-------- Records shown

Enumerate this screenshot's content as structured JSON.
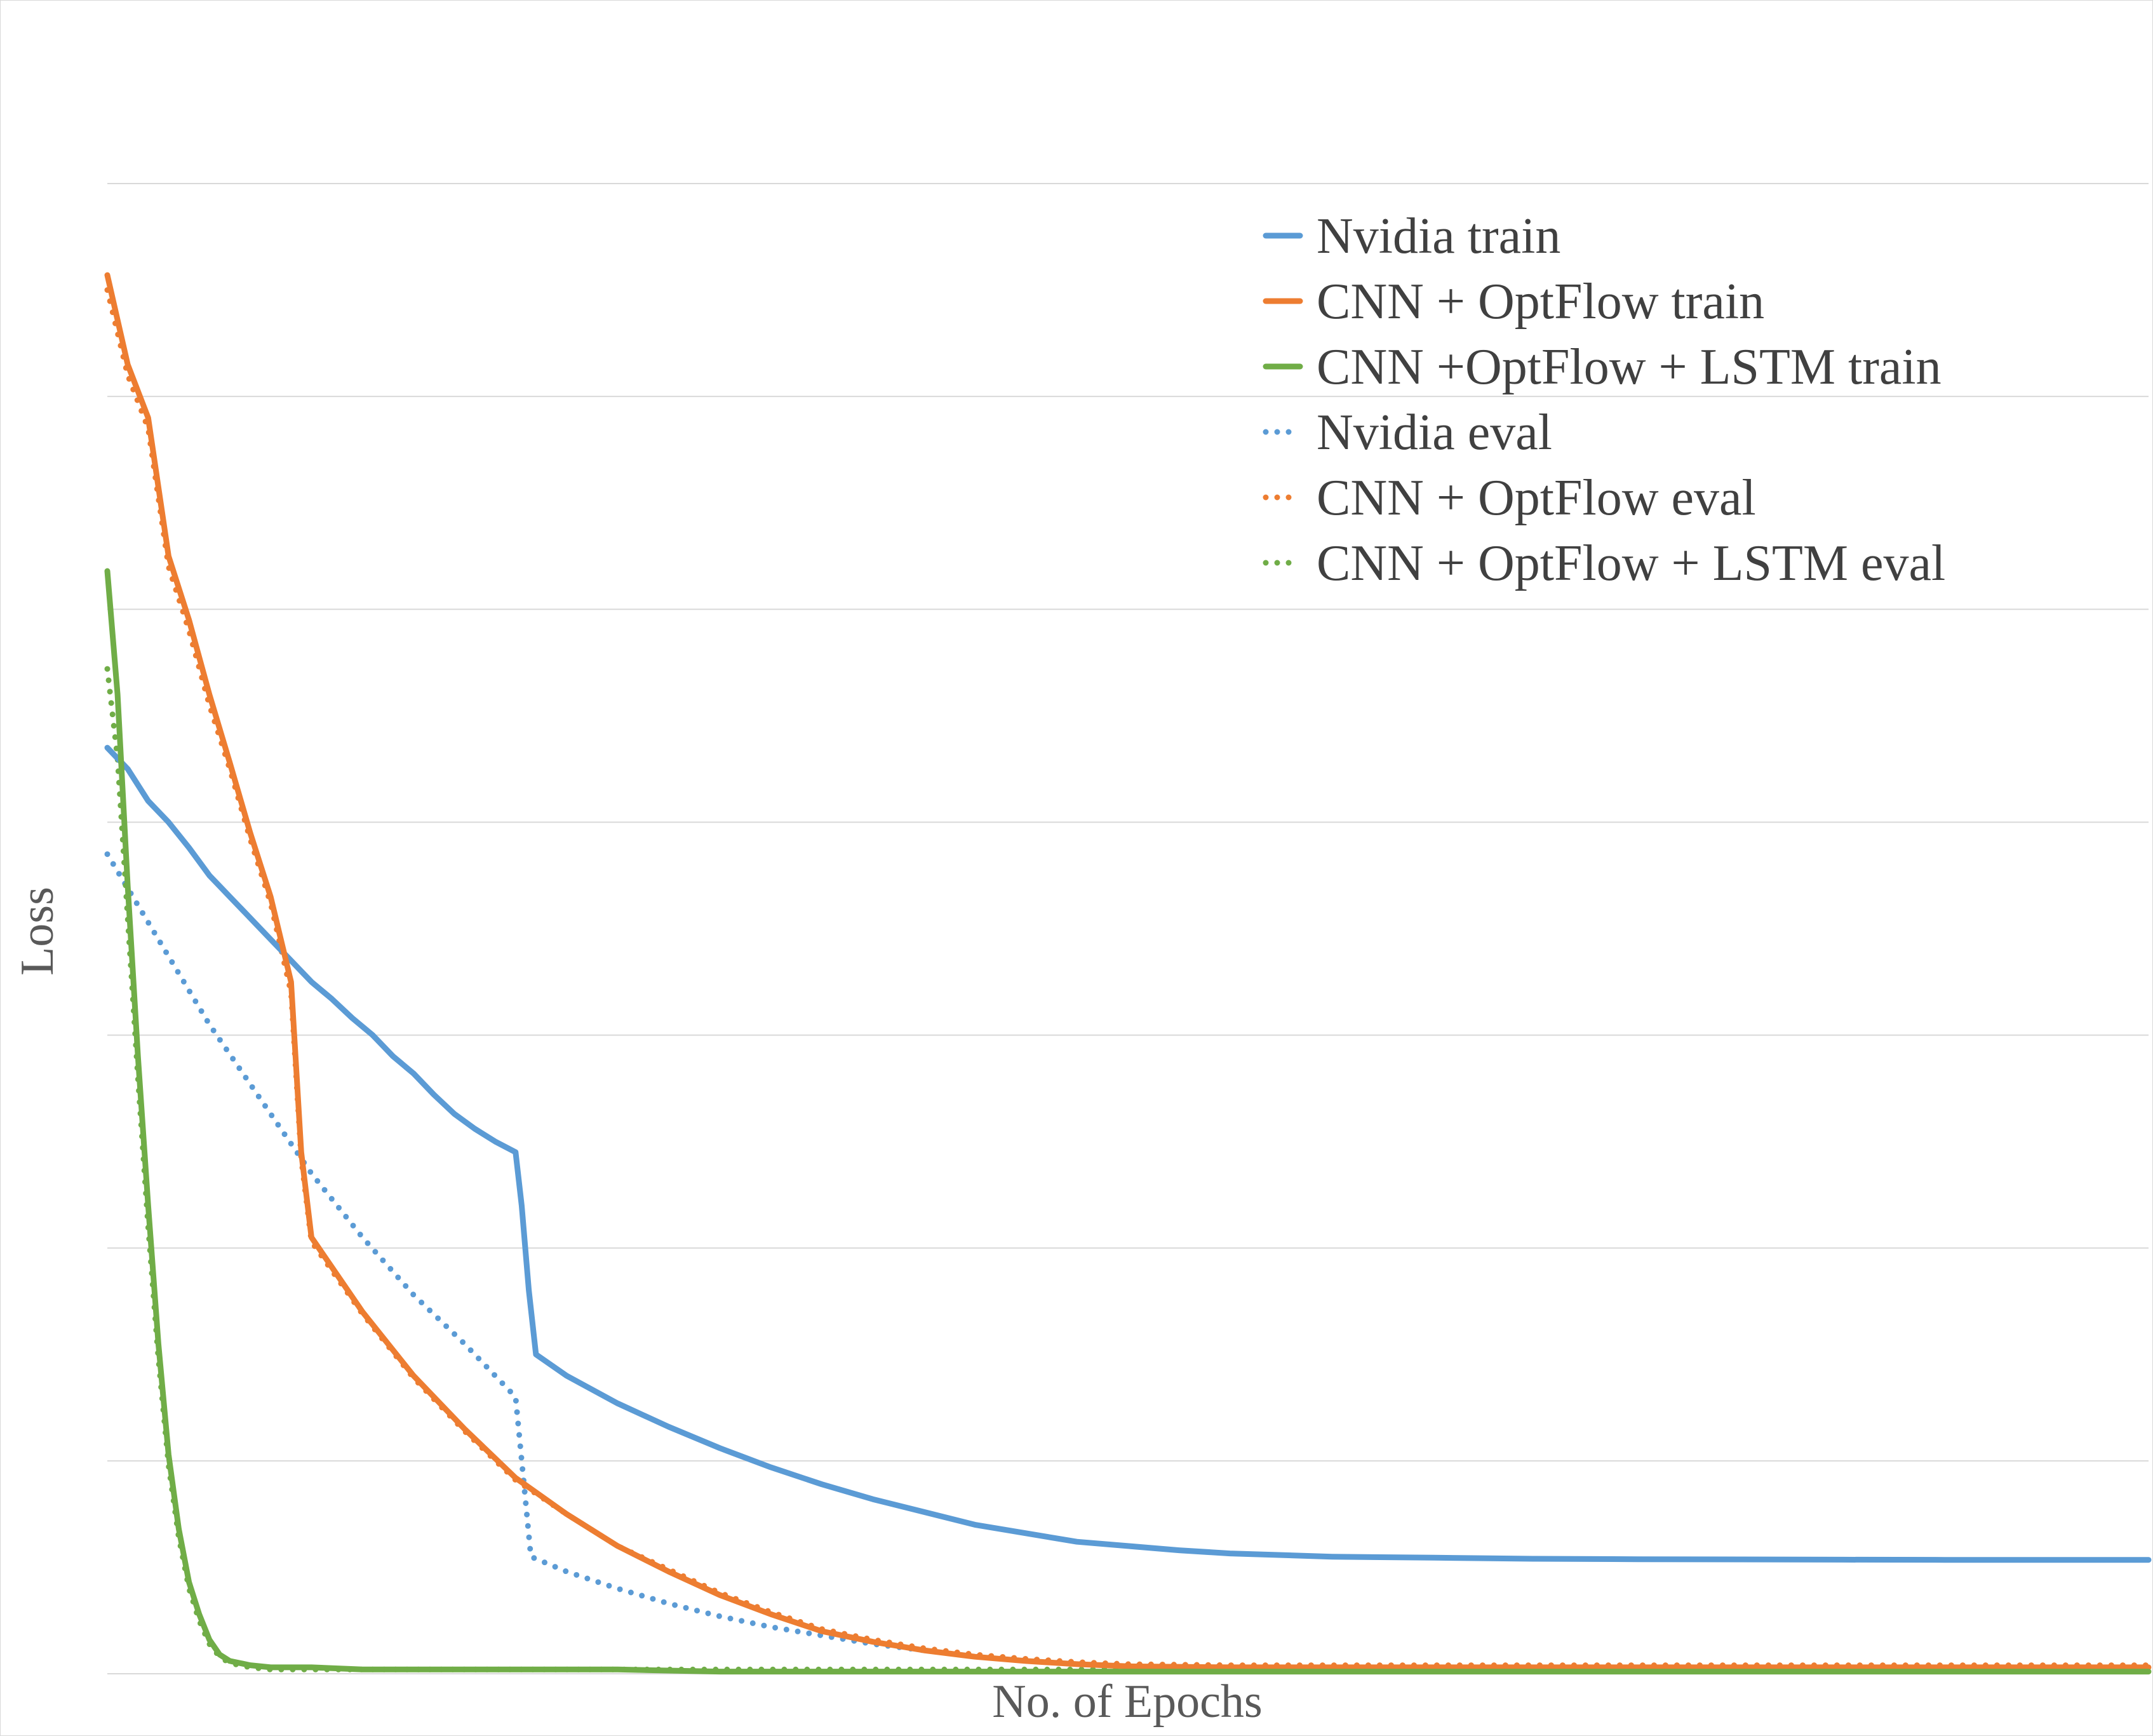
{
  "chart_data": {
    "type": "line",
    "title": "",
    "xlabel": "No. of Epochs",
    "ylabel": "Loss",
    "xlim": [
      0,
      200
    ],
    "ylim": [
      0,
      7
    ],
    "x_tick_labels_shown": false,
    "y_tick_labels_shown": false,
    "grid": true,
    "legend_position": "top-right",
    "series": [
      {
        "name": "Nvidia train",
        "color": "#5b9bd5",
        "dash": "solid",
        "points": [
          [
            0,
            4.35
          ],
          [
            2,
            4.25
          ],
          [
            4,
            4.1
          ],
          [
            6,
            4.0
          ],
          [
            8,
            3.88
          ],
          [
            10,
            3.75
          ],
          [
            12,
            3.65
          ],
          [
            14,
            3.55
          ],
          [
            16,
            3.45
          ],
          [
            18,
            3.35
          ],
          [
            20,
            3.25
          ],
          [
            22,
            3.17
          ],
          [
            24,
            3.08
          ],
          [
            26,
            3.0
          ],
          [
            28,
            2.9
          ],
          [
            30,
            2.82
          ],
          [
            32,
            2.72
          ],
          [
            34,
            2.63
          ],
          [
            36,
            2.56
          ],
          [
            38,
            2.5
          ],
          [
            40,
            2.45
          ],
          [
            40.6,
            2.2
          ],
          [
            41.3,
            1.8
          ],
          [
            42,
            1.5
          ],
          [
            45,
            1.4
          ],
          [
            50,
            1.27
          ],
          [
            55,
            1.16
          ],
          [
            60,
            1.06
          ],
          [
            65,
            0.97
          ],
          [
            70,
            0.89
          ],
          [
            75,
            0.82
          ],
          [
            80,
            0.76
          ],
          [
            85,
            0.7
          ],
          [
            90,
            0.66
          ],
          [
            95,
            0.62
          ],
          [
            100,
            0.6
          ],
          [
            105,
            0.58
          ],
          [
            110,
            0.565
          ],
          [
            120,
            0.55
          ],
          [
            130,
            0.545
          ],
          [
            140,
            0.54
          ],
          [
            150,
            0.538
          ],
          [
            160,
            0.537
          ],
          [
            170,
            0.536
          ],
          [
            180,
            0.535
          ],
          [
            190,
            0.535
          ],
          [
            200,
            0.535
          ]
        ]
      },
      {
        "name": "CNN + OptFlow train",
        "color": "#ed7d31",
        "dash": "solid",
        "points": [
          [
            0,
            6.57
          ],
          [
            2,
            6.15
          ],
          [
            4,
            5.9
          ],
          [
            6,
            5.25
          ],
          [
            8,
            4.95
          ],
          [
            10,
            4.6
          ],
          [
            12,
            4.28
          ],
          [
            14,
            3.95
          ],
          [
            16,
            3.65
          ],
          [
            18,
            3.25
          ],
          [
            19,
            2.45
          ],
          [
            20,
            2.05
          ],
          [
            25,
            1.7
          ],
          [
            30,
            1.4
          ],
          [
            35,
            1.15
          ],
          [
            40,
            0.92
          ],
          [
            45,
            0.75
          ],
          [
            50,
            0.6
          ],
          [
            55,
            0.48
          ],
          [
            60,
            0.37
          ],
          [
            65,
            0.28
          ],
          [
            70,
            0.2
          ],
          [
            75,
            0.15
          ],
          [
            80,
            0.11
          ],
          [
            85,
            0.08
          ],
          [
            90,
            0.06
          ],
          [
            95,
            0.045
          ],
          [
            100,
            0.035
          ],
          [
            110,
            0.03
          ],
          [
            120,
            0.03
          ],
          [
            140,
            0.03
          ],
          [
            160,
            0.03
          ],
          [
            180,
            0.03
          ],
          [
            200,
            0.03
          ]
        ]
      },
      {
        "name": "CNN +OptFlow + LSTM train",
        "color": "#70ad47",
        "dash": "solid",
        "points": [
          [
            0,
            5.18
          ],
          [
            1,
            4.6
          ],
          [
            2,
            3.7
          ],
          [
            3,
            2.9
          ],
          [
            4,
            2.2
          ],
          [
            5,
            1.55
          ],
          [
            6,
            1.03
          ],
          [
            7,
            0.68
          ],
          [
            8,
            0.43
          ],
          [
            9,
            0.28
          ],
          [
            10,
            0.16
          ],
          [
            11,
            0.09
          ],
          [
            12,
            0.06
          ],
          [
            14,
            0.04
          ],
          [
            16,
            0.03
          ],
          [
            20,
            0.03
          ],
          [
            25,
            0.02
          ],
          [
            30,
            0.02
          ],
          [
            40,
            0.02
          ],
          [
            50,
            0.02
          ],
          [
            60,
            0.01
          ],
          [
            80,
            0.01
          ],
          [
            100,
            0.01
          ],
          [
            120,
            0.01
          ],
          [
            140,
            0.01
          ],
          [
            160,
            0.01
          ],
          [
            180,
            0.01
          ],
          [
            200,
            0.01
          ]
        ]
      },
      {
        "name": "Nvidia eval",
        "color": "#5b9bd5",
        "dash": "dotted",
        "points": [
          [
            0,
            3.85
          ],
          [
            5,
            3.45
          ],
          [
            10,
            3.05
          ],
          [
            15,
            2.7
          ],
          [
            20,
            2.35
          ],
          [
            25,
            2.05
          ],
          [
            30,
            1.78
          ],
          [
            35,
            1.55
          ],
          [
            40,
            1.3
          ],
          [
            40.8,
            0.9
          ],
          [
            41.5,
            0.55
          ],
          [
            45,
            0.48
          ],
          [
            50,
            0.4
          ],
          [
            55,
            0.33
          ],
          [
            60,
            0.27
          ],
          [
            65,
            0.22
          ],
          [
            70,
            0.18
          ],
          [
            75,
            0.14
          ],
          [
            80,
            0.11
          ],
          [
            85,
            0.085
          ],
          [
            90,
            0.065
          ],
          [
            95,
            0.05
          ],
          [
            100,
            0.04
          ],
          [
            110,
            0.035
          ],
          [
            120,
            0.03
          ],
          [
            140,
            0.03
          ],
          [
            160,
            0.03
          ],
          [
            180,
            0.03
          ],
          [
            200,
            0.03
          ]
        ]
      },
      {
        "name": "CNN + OptFlow eval",
        "color": "#ed7d31",
        "dash": "dotted",
        "points": [
          [
            0,
            6.5
          ],
          [
            2,
            6.1
          ],
          [
            4,
            5.85
          ],
          [
            6,
            5.2
          ],
          [
            8,
            4.9
          ],
          [
            10,
            4.55
          ],
          [
            12,
            4.25
          ],
          [
            14,
            3.92
          ],
          [
            16,
            3.62
          ],
          [
            18,
            3.2
          ],
          [
            19,
            2.42
          ],
          [
            20,
            2.03
          ],
          [
            25,
            1.69
          ],
          [
            30,
            1.39
          ],
          [
            35,
            1.14
          ],
          [
            40,
            0.91
          ],
          [
            45,
            0.75
          ],
          [
            50,
            0.6
          ],
          [
            55,
            0.49
          ],
          [
            60,
            0.38
          ],
          [
            65,
            0.29
          ],
          [
            70,
            0.21
          ],
          [
            75,
            0.16
          ],
          [
            80,
            0.12
          ],
          [
            85,
            0.09
          ],
          [
            90,
            0.07
          ],
          [
            95,
            0.055
          ],
          [
            100,
            0.045
          ],
          [
            110,
            0.04
          ],
          [
            120,
            0.04
          ],
          [
            140,
            0.04
          ],
          [
            160,
            0.04
          ],
          [
            180,
            0.04
          ],
          [
            200,
            0.04
          ]
        ]
      },
      {
        "name": "CNN + OptFlow + LSTM eval",
        "color": "#70ad47",
        "dash": "dotted",
        "points": [
          [
            0,
            4.72
          ],
          [
            1,
            4.3
          ],
          [
            2,
            3.55
          ],
          [
            3,
            2.8
          ],
          [
            4,
            2.1
          ],
          [
            5,
            1.48
          ],
          [
            6,
            0.98
          ],
          [
            7,
            0.64
          ],
          [
            8,
            0.4
          ],
          [
            9,
            0.25
          ],
          [
            10,
            0.14
          ],
          [
            11,
            0.08
          ],
          [
            12,
            0.05
          ],
          [
            14,
            0.03
          ],
          [
            16,
            0.02
          ],
          [
            20,
            0.02
          ],
          [
            30,
            0.02
          ],
          [
            40,
            0.02
          ],
          [
            60,
            0.02
          ],
          [
            80,
            0.02
          ],
          [
            100,
            0.02
          ],
          [
            120,
            0.02
          ],
          [
            140,
            0.02
          ],
          [
            160,
            0.02
          ],
          [
            180,
            0.02
          ],
          [
            200,
            0.02
          ]
        ]
      }
    ]
  }
}
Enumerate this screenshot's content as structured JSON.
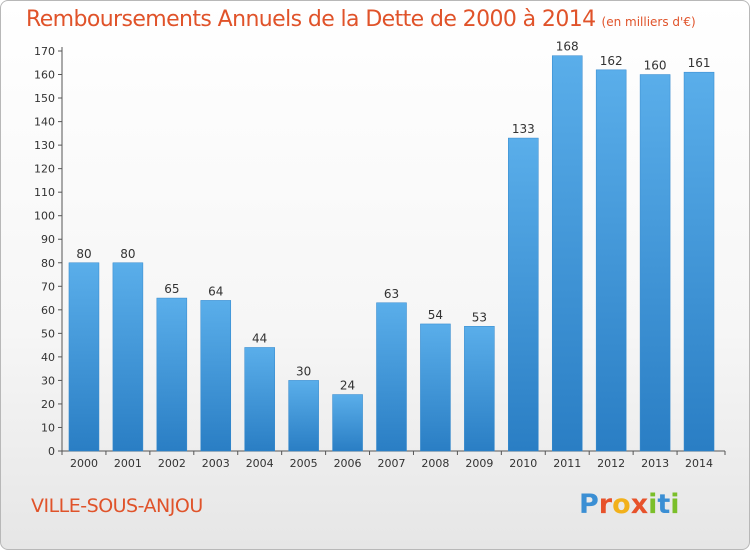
{
  "chart_data": {
    "type": "bar",
    "title": "Remboursements Annuels de la Dette de 2000 à 2014",
    "subtitle": "(en milliers d'€)",
    "categories": [
      "2000",
      "2001",
      "2002",
      "2003",
      "2004",
      "2005",
      "2006",
      "2007",
      "2008",
      "2009",
      "2010",
      "2011",
      "2012",
      "2013",
      "2014"
    ],
    "values": [
      80,
      80,
      65,
      64,
      44,
      30,
      24,
      63,
      54,
      53,
      133,
      168,
      162,
      160,
      161
    ],
    "ylim": [
      0,
      170
    ],
    "yticks": [
      0,
      10,
      20,
      30,
      40,
      50,
      60,
      70,
      80,
      90,
      100,
      110,
      120,
      130,
      140,
      150,
      160,
      170
    ],
    "xlabel": "",
    "ylabel": "",
    "grid": false,
    "bar_color": "#3a91d6"
  },
  "footer": {
    "commune": "VILLE-SOUS-ANJOU",
    "brand_letters": [
      {
        "ch": "P",
        "color": "#3b8fd4"
      },
      {
        "ch": "r",
        "color": "#e7522b"
      },
      {
        "ch": "o",
        "color": "#f2b11b"
      },
      {
        "ch": "x",
        "color": "#e7522b"
      },
      {
        "ch": "i",
        "color": "#7bbf2a"
      },
      {
        "ch": "t",
        "color": "#3b8fd4"
      },
      {
        "ch": "i",
        "color": "#7bbf2a"
      }
    ]
  }
}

----------------

Each line of the material that holds the string "eval" counts once; give the total alone.

*Output below*. 3